* Stated problem *
Filter the listing and keep only the lines with the word "Installation".

* Extracted material *
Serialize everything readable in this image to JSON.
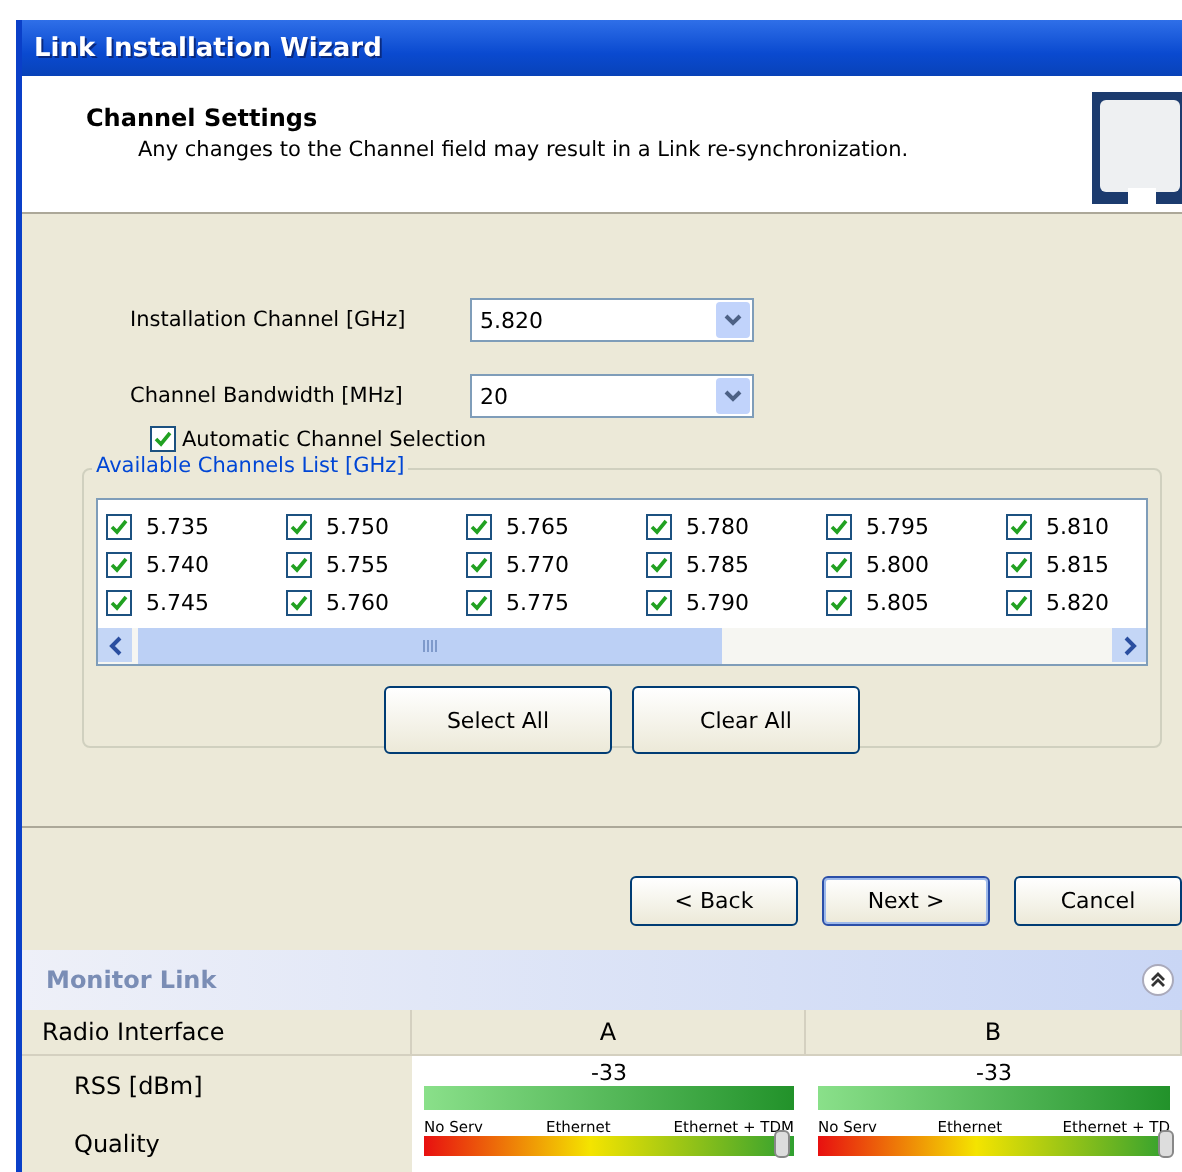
{
  "window": {
    "title": "Link Installation Wizard"
  },
  "header": {
    "title": "Channel Settings",
    "subtitle": "Any changes to the Channel field may result in a Link re-synchronization."
  },
  "fields": [
    {
      "label": "Installation Channel [GHz]",
      "value": "5.820"
    },
    {
      "label": "Channel Bandwidth [MHz]",
      "value": "20"
    }
  ],
  "auto_channel": {
    "label": "Automatic Channel Selection",
    "checked": true
  },
  "channels_group": {
    "title": "Available Channels List [GHz]",
    "channels": [
      {
        "label": "5.735",
        "checked": true
      },
      {
        "label": "5.740",
        "checked": true
      },
      {
        "label": "5.745",
        "checked": true
      },
      {
        "label": "5.750",
        "checked": true
      },
      {
        "label": "5.755",
        "checked": true
      },
      {
        "label": "5.760",
        "checked": true
      },
      {
        "label": "5.765",
        "checked": true
      },
      {
        "label": "5.770",
        "checked": true
      },
      {
        "label": "5.775",
        "checked": true
      },
      {
        "label": "5.780",
        "checked": true
      },
      {
        "label": "5.785",
        "checked": true
      },
      {
        "label": "5.790",
        "checked": true
      },
      {
        "label": "5.795",
        "checked": true
      },
      {
        "label": "5.800",
        "checked": true
      },
      {
        "label": "5.805",
        "checked": true
      },
      {
        "label": "5.810",
        "checked": true
      },
      {
        "label": "5.815",
        "checked": true
      },
      {
        "label": "5.820",
        "checked": true
      }
    ],
    "buttons": [
      "Select All",
      "Clear All"
    ]
  },
  "nav_buttons": [
    {
      "label": "< Back",
      "default": false
    },
    {
      "label": "Next >",
      "default": true
    },
    {
      "label": "Cancel",
      "default": false
    }
  ],
  "monitor": {
    "title": "Monitor Link",
    "header": {
      "label": "Radio Interface",
      "columns": [
        "A",
        "B"
      ]
    },
    "rss": {
      "label": "RSS [dBm]",
      "values": [
        {
          "reading": "-33",
          "level": 1
        },
        {
          "reading": "-33",
          "level": 1
        }
      ]
    },
    "quality": {
      "label": "Quality",
      "values": [
        {
          "scale": [
            "No Serv",
            "Ethernet",
            "Ethernet + TDM"
          ],
          "level": 0.97
        },
        {
          "scale": [
            "No Serv",
            "Ethernet",
            "Ethernet + TD"
          ],
          "level": 0.99
        }
      ]
    }
  }
}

* Task result *
    "title": "Link Installation Wizard"
      "label": "Installation Channel [GHz]",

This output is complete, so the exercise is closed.